## WHAT IS EXPECTED
Can you output the records below exactly as they are written?

------------------------------------------------------------

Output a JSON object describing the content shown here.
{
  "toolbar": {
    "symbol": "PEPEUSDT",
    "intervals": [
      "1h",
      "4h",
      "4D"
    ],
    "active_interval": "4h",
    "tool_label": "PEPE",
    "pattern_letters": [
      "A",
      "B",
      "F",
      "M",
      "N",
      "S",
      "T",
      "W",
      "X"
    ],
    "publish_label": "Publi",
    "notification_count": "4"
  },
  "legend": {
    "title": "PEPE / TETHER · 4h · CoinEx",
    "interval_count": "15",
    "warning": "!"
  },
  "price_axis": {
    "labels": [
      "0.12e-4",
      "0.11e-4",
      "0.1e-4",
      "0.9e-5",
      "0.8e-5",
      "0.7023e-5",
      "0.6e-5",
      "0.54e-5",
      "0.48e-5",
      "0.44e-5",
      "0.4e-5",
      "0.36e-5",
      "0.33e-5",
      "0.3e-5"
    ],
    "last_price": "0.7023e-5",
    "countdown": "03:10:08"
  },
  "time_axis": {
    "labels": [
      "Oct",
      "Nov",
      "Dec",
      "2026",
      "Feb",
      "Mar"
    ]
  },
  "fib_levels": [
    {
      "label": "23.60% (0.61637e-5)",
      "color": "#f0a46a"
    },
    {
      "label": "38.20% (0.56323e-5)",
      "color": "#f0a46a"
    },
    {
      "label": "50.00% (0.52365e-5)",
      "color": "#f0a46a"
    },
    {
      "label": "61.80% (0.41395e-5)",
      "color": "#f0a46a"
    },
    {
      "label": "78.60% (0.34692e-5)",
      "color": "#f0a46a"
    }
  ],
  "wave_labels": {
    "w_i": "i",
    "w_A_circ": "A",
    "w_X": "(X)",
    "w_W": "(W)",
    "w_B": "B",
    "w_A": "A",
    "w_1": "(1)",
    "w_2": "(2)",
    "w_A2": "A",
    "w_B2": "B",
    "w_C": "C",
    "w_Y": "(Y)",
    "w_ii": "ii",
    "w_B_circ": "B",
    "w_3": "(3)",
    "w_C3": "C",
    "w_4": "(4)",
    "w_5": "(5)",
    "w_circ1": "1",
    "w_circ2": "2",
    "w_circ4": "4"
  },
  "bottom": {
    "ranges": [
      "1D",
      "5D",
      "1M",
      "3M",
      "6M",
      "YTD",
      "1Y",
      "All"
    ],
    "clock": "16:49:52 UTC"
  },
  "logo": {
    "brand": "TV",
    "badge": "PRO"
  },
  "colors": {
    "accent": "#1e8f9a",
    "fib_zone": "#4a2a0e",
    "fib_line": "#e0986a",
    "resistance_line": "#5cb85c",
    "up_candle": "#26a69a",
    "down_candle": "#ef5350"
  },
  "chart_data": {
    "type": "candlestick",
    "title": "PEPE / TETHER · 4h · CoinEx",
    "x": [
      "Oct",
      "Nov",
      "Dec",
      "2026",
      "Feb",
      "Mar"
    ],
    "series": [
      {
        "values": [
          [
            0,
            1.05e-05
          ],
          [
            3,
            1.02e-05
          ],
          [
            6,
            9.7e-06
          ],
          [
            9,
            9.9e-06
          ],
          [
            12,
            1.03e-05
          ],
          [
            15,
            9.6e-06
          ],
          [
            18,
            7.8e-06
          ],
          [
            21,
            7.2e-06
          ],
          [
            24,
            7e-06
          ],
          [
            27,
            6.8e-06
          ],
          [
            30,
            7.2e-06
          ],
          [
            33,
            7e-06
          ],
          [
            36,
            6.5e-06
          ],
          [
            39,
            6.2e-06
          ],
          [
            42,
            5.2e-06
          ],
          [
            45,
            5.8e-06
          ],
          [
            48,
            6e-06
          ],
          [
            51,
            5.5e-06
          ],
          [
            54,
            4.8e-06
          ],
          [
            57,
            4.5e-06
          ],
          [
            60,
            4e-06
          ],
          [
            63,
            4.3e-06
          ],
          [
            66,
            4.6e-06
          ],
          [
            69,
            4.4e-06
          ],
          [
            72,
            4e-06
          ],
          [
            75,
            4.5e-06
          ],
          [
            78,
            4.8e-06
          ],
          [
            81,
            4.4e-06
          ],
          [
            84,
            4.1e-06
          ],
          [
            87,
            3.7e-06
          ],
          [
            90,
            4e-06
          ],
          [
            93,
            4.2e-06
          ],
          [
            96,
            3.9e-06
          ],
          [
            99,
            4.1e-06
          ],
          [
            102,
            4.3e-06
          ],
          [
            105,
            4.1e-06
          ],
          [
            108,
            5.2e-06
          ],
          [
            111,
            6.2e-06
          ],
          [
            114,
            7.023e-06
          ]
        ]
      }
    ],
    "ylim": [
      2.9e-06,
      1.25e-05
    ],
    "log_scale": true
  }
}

------------------------------------------------------------

## WRITTEN ANSWER
Output a JSON object describing the content shown here.
{
  "toolbar": {
    "symbol": "PEPEUSDT",
    "intervals": [
      "1h",
      "4h",
      "4D"
    ],
    "active_interval": "4h",
    "tool_label": "PEPE",
    "pattern_letters": [
      "A",
      "B",
      "F",
      "M",
      "N",
      "S",
      "T",
      "W",
      "X"
    ],
    "publish_label": "Publi",
    "notification_count": "4"
  },
  "legend": {
    "title": "PEPE / TETHER · 4h · CoinEx",
    "interval_count": "15",
    "warning": "!"
  },
  "price_axis": {
    "labels": [
      "0.12e-4",
      "0.11e-4",
      "0.1e-4",
      "0.9e-5",
      "0.8e-5",
      "0.7023e-5",
      "0.6e-5",
      "0.54e-5",
      "0.48e-5",
      "0.44e-5",
      "0.4e-5",
      "0.36e-5",
      "0.33e-5",
      "0.3e-5"
    ],
    "last_price": "0.7023e-5",
    "countdown": "03:10:08"
  },
  "time_axis": {
    "labels": [
      "Oct",
      "Nov",
      "Dec",
      "2026",
      "Feb",
      "Mar"
    ]
  },
  "fib_levels": [
    {
      "label": "23.60% (0.61637e-5)",
      "color": "#f0a46a"
    },
    {
      "label": "38.20% (0.56323e-5)",
      "color": "#f0a46a"
    },
    {
      "label": "50.00% (0.52365e-5)",
      "color": "#f0a46a"
    },
    {
      "label": "61.80% (0.41395e-5)",
      "color": "#f0a46a"
    },
    {
      "label": "78.60% (0.34692e-5)",
      "color": "#f0a46a"
    }
  ],
  "wave_labels": {
    "w_i": "i",
    "w_A_circ": "A",
    "w_X": "(X)",
    "w_W": "(W)",
    "w_B": "B",
    "w_A": "A",
    "w_1": "(1)",
    "w_2": "(2)",
    "w_A2": "A",
    "w_B2": "B",
    "w_C": "C",
    "w_Y": "(Y)",
    "w_ii": "ii",
    "w_B_circ": "B",
    "w_3": "(3)",
    "w_C3": "C",
    "w_4": "(4)",
    "w_5": "(5)",
    "w_circ1": "1",
    "w_circ2": "2",
    "w_circ4": "4"
  },
  "bottom": {
    "ranges": [
      "1D",
      "5D",
      "1M",
      "3M",
      "6M",
      "YTD",
      "1Y",
      "All"
    ],
    "clock": "16:49:52 UTC"
  },
  "logo": {
    "brand": "TV",
    "badge": "PRO"
  },
  "colors": {
    "accent": "#1e8f9a",
    "fib_zone": "#4a2a0e",
    "fib_line": "#e0986a",
    "resistance_line": "#5cb85c",
    "up_candle": "#26a69a",
    "down_candle": "#ef5350"
  },
  "chart_data": {
    "type": "candlestick",
    "title": "PEPE / TETHER · 4h · CoinEx",
    "x": [
      "Oct",
      "Nov",
      "Dec",
      "2026",
      "Feb",
      "Mar"
    ],
    "series": [
      {
        "values": [
          [
            0,
            1.05e-05
          ],
          [
            3,
            1.02e-05
          ],
          [
            6,
            9.7e-06
          ],
          [
            9,
            9.9e-06
          ],
          [
            12,
            1.03e-05
          ],
          [
            15,
            9.6e-06
          ],
          [
            18,
            7.8e-06
          ],
          [
            21,
            7.2e-06
          ],
          [
            24,
            7e-06
          ],
          [
            27,
            6.8e-06
          ],
          [
            30,
            7.2e-06
          ],
          [
            33,
            7e-06
          ],
          [
            36,
            6.5e-06
          ],
          [
            39,
            6.2e-06
          ],
          [
            42,
            5.2e-06
          ],
          [
            45,
            5.8e-06
          ],
          [
            48,
            6e-06
          ],
          [
            51,
            5.5e-06
          ],
          [
            54,
            4.8e-06
          ],
          [
            57,
            4.5e-06
          ],
          [
            60,
            4e-06
          ],
          [
            63,
            4.3e-06
          ],
          [
            66,
            4.6e-06
          ],
          [
            69,
            4.4e-06
          ],
          [
            72,
            4e-06
          ],
          [
            75,
            4.5e-06
          ],
          [
            78,
            4.8e-06
          ],
          [
            81,
            4.4e-06
          ],
          [
            84,
            4.1e-06
          ],
          [
            87,
            3.7e-06
          ],
          [
            90,
            4e-06
          ],
          [
            93,
            4.2e-06
          ],
          [
            96,
            3.9e-06
          ],
          [
            99,
            4.1e-06
          ],
          [
            102,
            4.3e-06
          ],
          [
            105,
            4.1e-06
          ],
          [
            108,
            5.2e-06
          ],
          [
            111,
            6.2e-06
          ],
          [
            114,
            7.023e-06
          ]
        ]
      }
    ],
    "ylim": [
      2.9e-06,
      1.25e-05
    ],
    "log_scale": true
  }
}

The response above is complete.